--- Task ---
Make an exact copy of all the entries below, with the pictures left out.

--- Dataset extract ---
=-=-=-=-=

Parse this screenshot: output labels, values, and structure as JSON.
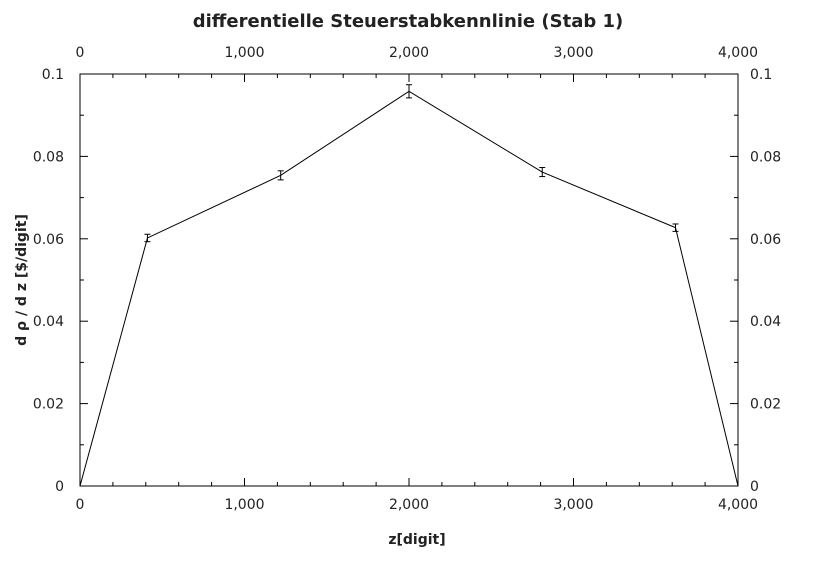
{
  "chart_data": {
    "type": "line",
    "title": "differentielle Steuerstabkennlinie (Stab 1)",
    "xlabel": "z[digit]",
    "ylabel": "d ρ / d z [$/digit]",
    "xlim": [
      0,
      4000
    ],
    "ylim": [
      0,
      0.1
    ],
    "x_ticks": [
      0,
      1000,
      2000,
      3000,
      4000
    ],
    "x_tick_labels": [
      "0",
      "1,000",
      "2,000",
      "3,000",
      "4,000"
    ],
    "y_ticks": [
      0,
      0.02,
      0.04,
      0.06,
      0.08,
      0.1
    ],
    "y_tick_labels": [
      "0",
      "0.02",
      "0.04",
      "0.06",
      "0.08",
      "0.1"
    ],
    "mirror_axes": true,
    "grid": false,
    "series": [
      {
        "x": [
          0,
          410,
          1220,
          2000,
          2810,
          3620,
          4000
        ],
        "y": [
          0,
          0.0602,
          0.0754,
          0.0958,
          0.0762,
          0.0627,
          0
        ],
        "yerr": [
          0,
          0.0009,
          0.0011,
          0.0016,
          0.0011,
          0.0009,
          0
        ]
      }
    ]
  }
}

=-=-=-=-=

--- Task solution ---
Parse this screenshot: output labels, values, and structure as JSON.
{
  "chart_data": {
    "type": "line",
    "title": "differentielle Steuerstabkennlinie (Stab 1)",
    "xlabel": "z[digit]",
    "ylabel": "d ρ / d z [$/digit]",
    "xlim": [
      0,
      4000
    ],
    "ylim": [
      0,
      0.1
    ],
    "x_ticks": [
      0,
      1000,
      2000,
      3000,
      4000
    ],
    "x_tick_labels": [
      "0",
      "1,000",
      "2,000",
      "3,000",
      "4,000"
    ],
    "y_ticks": [
      0,
      0.02,
      0.04,
      0.06,
      0.08,
      0.1
    ],
    "y_tick_labels": [
      "0",
      "0.02",
      "0.04",
      "0.06",
      "0.08",
      "0.1"
    ],
    "mirror_axes": true,
    "grid": false,
    "series": [
      {
        "x": [
          0,
          410,
          1220,
          2000,
          2810,
          3620,
          4000
        ],
        "y": [
          0,
          0.0602,
          0.0754,
          0.0958,
          0.0762,
          0.0627,
          0
        ],
        "yerr": [
          0,
          0.0009,
          0.0011,
          0.0016,
          0.0011,
          0.0009,
          0
        ]
      }
    ]
  }
}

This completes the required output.